__Objectif visé__:
Reprenez le code du module Python meteo/quality.py en poursuivant après sa dernière ligne affichée.

__Texte à lire__:
%%
1
donnees_meteo/meteo/quality.py
2025-11-17 02:00:28 +01:00

58 lines
1.5 KiB
Python

# meteo/quality.py
from __future__ import annotations
from dataclasses import dataclass
from typing import Dict
import pandas as pd
@dataclass(frozen=True)
class MissingValuesSummary:
"""
Résumé des valeurs manquantes dans un DataFrame.
"""
total_rows: int
total_columns: int
total_cells: int
missing_cells: int
missing_by_column: Dict[str, int]
rows_with_missing: int
rows_fully_complete: int
@property
def fraction_missing(self) -> float:
return self.missing_cells / self.total_cells if self.total_cells else 0.0
@property
def fraction_rows_complete(self) -> float:
return self.rows_fully_complete / self.total_rows if self.total_rows else 0.0
def summarize_missing_values(df: pd.DataFrame) -> MissingValuesSummary:
"""
%%
Entrées d'annotation de coordonnées:
%%
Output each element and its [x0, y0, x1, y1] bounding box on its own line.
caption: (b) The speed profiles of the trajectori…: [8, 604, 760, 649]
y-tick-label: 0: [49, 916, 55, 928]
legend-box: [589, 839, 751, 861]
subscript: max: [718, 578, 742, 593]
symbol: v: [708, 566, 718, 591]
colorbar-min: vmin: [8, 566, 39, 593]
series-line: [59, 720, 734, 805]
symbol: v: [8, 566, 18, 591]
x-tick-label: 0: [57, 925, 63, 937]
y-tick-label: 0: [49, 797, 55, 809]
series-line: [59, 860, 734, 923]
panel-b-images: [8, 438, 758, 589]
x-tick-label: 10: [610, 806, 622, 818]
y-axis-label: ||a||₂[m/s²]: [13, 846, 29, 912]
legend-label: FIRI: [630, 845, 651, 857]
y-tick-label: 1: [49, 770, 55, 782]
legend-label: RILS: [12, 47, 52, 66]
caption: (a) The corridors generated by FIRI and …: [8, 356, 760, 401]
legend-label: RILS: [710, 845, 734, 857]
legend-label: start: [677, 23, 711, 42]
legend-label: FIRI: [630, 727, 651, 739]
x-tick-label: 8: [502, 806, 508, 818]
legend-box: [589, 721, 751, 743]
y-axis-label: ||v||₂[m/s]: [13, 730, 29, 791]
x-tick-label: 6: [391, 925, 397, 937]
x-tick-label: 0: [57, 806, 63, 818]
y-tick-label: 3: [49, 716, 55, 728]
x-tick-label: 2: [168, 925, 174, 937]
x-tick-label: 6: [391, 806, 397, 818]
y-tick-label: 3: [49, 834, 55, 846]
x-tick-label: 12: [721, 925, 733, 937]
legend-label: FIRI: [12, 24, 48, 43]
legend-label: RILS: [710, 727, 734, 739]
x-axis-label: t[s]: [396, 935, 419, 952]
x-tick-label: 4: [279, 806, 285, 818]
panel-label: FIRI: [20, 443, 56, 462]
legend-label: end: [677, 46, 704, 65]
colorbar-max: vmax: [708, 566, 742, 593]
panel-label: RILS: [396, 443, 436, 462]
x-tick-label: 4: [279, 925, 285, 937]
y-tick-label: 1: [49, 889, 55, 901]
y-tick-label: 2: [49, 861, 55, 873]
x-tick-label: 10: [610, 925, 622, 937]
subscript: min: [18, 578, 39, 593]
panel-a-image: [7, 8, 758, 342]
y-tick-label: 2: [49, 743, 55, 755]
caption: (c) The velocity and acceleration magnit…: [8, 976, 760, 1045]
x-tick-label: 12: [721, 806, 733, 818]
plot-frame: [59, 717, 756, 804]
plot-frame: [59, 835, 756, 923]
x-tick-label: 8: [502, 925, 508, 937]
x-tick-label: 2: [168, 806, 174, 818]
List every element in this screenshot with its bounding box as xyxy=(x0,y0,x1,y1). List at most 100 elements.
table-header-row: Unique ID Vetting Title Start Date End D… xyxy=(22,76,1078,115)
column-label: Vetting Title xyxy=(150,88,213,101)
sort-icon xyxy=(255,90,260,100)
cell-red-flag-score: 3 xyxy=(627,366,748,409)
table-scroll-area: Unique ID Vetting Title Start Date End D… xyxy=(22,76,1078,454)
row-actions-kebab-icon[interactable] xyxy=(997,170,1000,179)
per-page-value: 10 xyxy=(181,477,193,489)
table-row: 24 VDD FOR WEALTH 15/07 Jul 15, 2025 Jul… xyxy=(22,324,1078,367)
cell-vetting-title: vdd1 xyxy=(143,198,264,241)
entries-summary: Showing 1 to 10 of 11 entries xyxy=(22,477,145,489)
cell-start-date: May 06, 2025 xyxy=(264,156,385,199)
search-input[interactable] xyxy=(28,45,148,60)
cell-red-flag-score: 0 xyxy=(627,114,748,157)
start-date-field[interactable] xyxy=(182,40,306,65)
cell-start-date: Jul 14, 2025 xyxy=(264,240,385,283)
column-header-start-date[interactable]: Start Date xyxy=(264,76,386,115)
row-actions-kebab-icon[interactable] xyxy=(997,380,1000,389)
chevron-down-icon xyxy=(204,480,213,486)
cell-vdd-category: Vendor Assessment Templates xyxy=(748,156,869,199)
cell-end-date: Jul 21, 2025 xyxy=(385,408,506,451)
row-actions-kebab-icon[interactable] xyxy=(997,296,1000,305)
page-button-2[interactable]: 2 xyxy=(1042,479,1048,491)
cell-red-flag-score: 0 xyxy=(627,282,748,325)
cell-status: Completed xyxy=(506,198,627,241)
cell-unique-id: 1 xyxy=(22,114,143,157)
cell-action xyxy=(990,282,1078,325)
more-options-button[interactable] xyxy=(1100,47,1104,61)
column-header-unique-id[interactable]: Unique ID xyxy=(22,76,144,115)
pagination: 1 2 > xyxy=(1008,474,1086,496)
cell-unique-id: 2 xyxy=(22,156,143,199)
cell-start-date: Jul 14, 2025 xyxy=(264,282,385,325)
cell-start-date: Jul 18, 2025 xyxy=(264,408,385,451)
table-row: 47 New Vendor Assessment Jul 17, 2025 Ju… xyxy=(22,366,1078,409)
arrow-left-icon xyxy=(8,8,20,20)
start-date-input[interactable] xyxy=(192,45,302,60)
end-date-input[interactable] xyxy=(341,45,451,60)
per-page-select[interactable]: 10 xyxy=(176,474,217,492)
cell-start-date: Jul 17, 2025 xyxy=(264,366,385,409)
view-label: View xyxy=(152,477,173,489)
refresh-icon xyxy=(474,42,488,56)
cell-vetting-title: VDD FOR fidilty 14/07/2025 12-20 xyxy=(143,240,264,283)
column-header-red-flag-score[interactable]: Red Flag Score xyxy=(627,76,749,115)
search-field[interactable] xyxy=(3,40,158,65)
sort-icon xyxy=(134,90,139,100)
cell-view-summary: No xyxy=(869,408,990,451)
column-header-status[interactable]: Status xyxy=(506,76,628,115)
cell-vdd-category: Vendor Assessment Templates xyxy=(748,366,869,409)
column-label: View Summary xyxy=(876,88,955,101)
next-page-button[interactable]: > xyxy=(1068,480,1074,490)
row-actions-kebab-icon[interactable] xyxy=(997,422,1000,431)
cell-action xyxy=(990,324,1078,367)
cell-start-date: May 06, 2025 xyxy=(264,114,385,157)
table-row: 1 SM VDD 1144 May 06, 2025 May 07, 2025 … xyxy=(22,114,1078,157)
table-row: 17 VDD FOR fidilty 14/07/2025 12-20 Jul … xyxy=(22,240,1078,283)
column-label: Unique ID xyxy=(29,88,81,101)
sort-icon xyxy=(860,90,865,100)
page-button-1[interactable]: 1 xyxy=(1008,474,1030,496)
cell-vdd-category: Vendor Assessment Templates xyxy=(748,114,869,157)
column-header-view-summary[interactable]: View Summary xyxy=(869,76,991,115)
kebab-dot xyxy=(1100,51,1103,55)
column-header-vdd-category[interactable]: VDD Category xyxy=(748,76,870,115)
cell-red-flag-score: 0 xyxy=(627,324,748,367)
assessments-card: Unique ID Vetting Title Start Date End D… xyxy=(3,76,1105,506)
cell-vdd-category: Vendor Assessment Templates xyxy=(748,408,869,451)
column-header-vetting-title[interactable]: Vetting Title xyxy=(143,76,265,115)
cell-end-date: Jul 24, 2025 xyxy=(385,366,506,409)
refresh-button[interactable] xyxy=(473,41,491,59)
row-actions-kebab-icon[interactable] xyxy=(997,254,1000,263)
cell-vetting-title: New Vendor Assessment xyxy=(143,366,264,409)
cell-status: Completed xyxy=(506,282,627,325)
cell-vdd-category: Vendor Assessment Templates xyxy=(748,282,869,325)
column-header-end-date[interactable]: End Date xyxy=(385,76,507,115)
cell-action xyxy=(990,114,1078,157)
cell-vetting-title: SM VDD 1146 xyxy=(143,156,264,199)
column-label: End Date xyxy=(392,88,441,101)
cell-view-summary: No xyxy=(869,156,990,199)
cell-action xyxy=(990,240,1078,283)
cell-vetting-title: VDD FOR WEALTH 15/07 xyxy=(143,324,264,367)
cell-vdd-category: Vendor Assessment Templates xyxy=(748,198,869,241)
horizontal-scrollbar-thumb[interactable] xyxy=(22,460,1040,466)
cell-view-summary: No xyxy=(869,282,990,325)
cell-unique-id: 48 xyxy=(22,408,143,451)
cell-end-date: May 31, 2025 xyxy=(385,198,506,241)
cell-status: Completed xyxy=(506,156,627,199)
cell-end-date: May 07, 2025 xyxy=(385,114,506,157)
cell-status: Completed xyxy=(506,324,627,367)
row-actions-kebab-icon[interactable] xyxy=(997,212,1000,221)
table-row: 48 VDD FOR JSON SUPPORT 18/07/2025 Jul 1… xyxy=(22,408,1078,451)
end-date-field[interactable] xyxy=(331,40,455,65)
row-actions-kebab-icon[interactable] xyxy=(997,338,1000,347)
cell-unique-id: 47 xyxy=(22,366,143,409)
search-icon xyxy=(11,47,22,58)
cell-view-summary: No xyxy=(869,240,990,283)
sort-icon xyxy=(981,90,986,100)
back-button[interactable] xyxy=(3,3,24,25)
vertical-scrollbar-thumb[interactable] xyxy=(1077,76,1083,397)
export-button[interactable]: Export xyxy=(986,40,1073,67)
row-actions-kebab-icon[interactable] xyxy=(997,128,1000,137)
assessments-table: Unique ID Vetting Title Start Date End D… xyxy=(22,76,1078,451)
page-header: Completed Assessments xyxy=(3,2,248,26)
%%
__Résultat obtenu__:
Calcule un résumé des valeurs manquantes d'un DataFrame.
Ne modifie pas le DataFrame.
"""
missing_mask = df.isna()
total_rows, total_columns = df.shape
total_cells = int(df.size)
missing_cells = int(missing_mask.sum().sum())
missing_by_column = missing_mask.sum().astype(int).to_dict()
rows_with_missing = int(missing_mask.any(axis=1).sum())
rows_fully_complete = int((~missing_mask.any(axis=1)).sum())
return MissingValuesSummary(
total_rows=total_rows,
total_columns=total_columns,
total_cells=total_cells,
missing_cells=missing_cells,
missing_by_column=missing_by_column,
rows_with_missing=rows_with_missing,
rows_fully_complete=rows_fully_complete,
)